Supplied material:
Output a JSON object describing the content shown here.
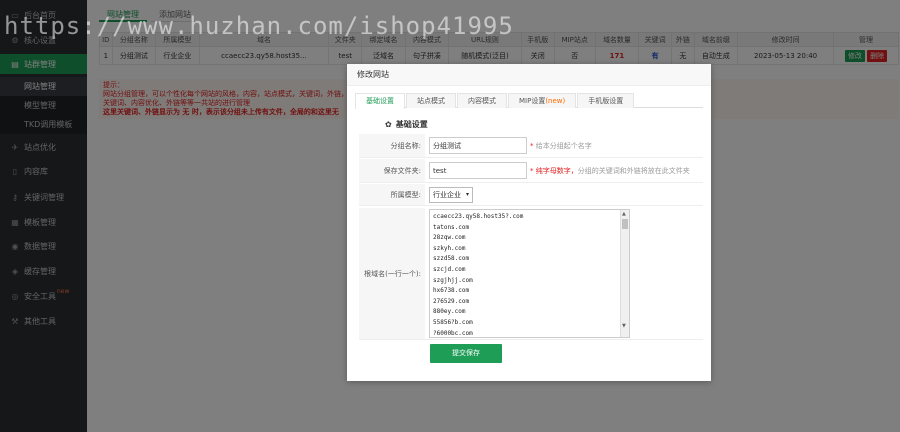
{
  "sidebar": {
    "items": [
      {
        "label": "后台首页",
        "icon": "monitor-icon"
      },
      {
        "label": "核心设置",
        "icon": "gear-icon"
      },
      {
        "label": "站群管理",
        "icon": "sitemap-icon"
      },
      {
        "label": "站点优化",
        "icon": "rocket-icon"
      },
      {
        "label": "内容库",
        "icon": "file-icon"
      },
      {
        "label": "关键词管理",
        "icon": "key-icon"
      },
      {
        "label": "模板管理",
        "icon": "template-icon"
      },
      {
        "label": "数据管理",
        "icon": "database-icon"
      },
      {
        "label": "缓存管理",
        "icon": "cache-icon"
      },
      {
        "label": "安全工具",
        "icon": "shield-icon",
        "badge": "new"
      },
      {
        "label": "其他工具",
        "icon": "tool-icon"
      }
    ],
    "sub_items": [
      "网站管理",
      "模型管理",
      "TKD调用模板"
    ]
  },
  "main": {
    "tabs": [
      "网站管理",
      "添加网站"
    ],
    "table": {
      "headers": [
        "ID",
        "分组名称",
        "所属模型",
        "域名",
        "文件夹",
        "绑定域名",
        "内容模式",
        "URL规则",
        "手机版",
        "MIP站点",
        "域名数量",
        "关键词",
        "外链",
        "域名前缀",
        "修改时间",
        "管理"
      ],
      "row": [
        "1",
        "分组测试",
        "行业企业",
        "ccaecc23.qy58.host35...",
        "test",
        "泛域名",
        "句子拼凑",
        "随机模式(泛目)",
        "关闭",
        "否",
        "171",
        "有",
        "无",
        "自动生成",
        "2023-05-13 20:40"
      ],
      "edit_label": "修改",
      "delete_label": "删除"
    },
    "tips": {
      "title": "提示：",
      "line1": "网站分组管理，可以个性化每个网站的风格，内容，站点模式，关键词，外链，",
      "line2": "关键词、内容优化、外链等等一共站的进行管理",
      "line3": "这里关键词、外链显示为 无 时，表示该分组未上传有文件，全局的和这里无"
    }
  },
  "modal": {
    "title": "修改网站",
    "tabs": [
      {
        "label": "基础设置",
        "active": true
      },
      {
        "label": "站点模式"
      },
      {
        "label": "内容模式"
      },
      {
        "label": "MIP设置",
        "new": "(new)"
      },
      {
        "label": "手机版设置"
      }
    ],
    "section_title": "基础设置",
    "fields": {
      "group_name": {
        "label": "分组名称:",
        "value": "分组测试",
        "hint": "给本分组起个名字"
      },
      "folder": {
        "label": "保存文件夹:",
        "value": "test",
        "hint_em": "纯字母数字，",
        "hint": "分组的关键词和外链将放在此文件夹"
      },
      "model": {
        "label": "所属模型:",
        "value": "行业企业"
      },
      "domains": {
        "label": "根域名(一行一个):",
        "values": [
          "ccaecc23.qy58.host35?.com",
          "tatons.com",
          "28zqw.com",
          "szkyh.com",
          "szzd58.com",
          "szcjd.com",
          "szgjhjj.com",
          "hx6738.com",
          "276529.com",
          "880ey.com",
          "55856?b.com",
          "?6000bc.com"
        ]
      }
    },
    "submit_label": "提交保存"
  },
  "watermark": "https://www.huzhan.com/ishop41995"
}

The request:
Quote all of the entries word for word, omitting any pictures.

Exercise response:
Output a JSON object describing the content shown here.
{
  "sidebar": {
    "items": [
      {
        "label": "后台首页",
        "icon": "monitor-icon"
      },
      {
        "label": "核心设置",
        "icon": "gear-icon"
      },
      {
        "label": "站群管理",
        "icon": "sitemap-icon"
      },
      {
        "label": "站点优化",
        "icon": "rocket-icon"
      },
      {
        "label": "内容库",
        "icon": "file-icon"
      },
      {
        "label": "关键词管理",
        "icon": "key-icon"
      },
      {
        "label": "模板管理",
        "icon": "template-icon"
      },
      {
        "label": "数据管理",
        "icon": "database-icon"
      },
      {
        "label": "缓存管理",
        "icon": "cache-icon"
      },
      {
        "label": "安全工具",
        "icon": "shield-icon",
        "badge": "new"
      },
      {
        "label": "其他工具",
        "icon": "tool-icon"
      }
    ],
    "sub_items": [
      "网站管理",
      "模型管理",
      "TKD调用模板"
    ]
  },
  "main": {
    "tabs": [
      "网站管理",
      "添加网站"
    ],
    "table": {
      "headers": [
        "ID",
        "分组名称",
        "所属模型",
        "域名",
        "文件夹",
        "绑定域名",
        "内容模式",
        "URL规则",
        "手机版",
        "MIP站点",
        "域名数量",
        "关键词",
        "外链",
        "域名前缀",
        "修改时间",
        "管理"
      ],
      "row": [
        "1",
        "分组测试",
        "行业企业",
        "ccaecc23.qy58.host35...",
        "test",
        "泛域名",
        "句子拼凑",
        "随机模式(泛目)",
        "关闭",
        "否",
        "171",
        "有",
        "无",
        "自动生成",
        "2023-05-13 20:40"
      ],
      "edit_label": "修改",
      "delete_label": "删除"
    },
    "tips": {
      "title": "提示：",
      "line1": "网站分组管理，可以个性化每个网站的风格，内容，站点模式，关键词，外链，",
      "line2": "关键词、内容优化、外链等等一共站的进行管理",
      "line3": "这里关键词、外链显示为 无 时，表示该分组未上传有文件，全局的和这里无"
    }
  },
  "modal": {
    "title": "修改网站",
    "tabs": [
      {
        "label": "基础设置",
        "active": true
      },
      {
        "label": "站点模式"
      },
      {
        "label": "内容模式"
      },
      {
        "label": "MIP设置",
        "new": "(new)"
      },
      {
        "label": "手机版设置"
      }
    ],
    "section_title": "基础设置",
    "fields": {
      "group_name": {
        "label": "分组名称:",
        "value": "分组测试",
        "hint": "给本分组起个名字"
      },
      "folder": {
        "label": "保存文件夹:",
        "value": "test",
        "hint_em": "纯字母数字，",
        "hint": "分组的关键词和外链将放在此文件夹"
      },
      "model": {
        "label": "所属模型:",
        "value": "行业企业"
      },
      "domains": {
        "label": "根域名(一行一个):",
        "values": [
          "ccaecc23.qy58.host35?.com",
          "tatons.com",
          "28zqw.com",
          "szkyh.com",
          "szzd58.com",
          "szcjd.com",
          "szgjhjj.com",
          "hx6738.com",
          "276529.com",
          "880ey.com",
          "55856?b.com",
          "?6000bc.com"
        ]
      }
    },
    "submit_label": "提交保存"
  },
  "watermark": "https://www.huzhan.com/ishop41995"
}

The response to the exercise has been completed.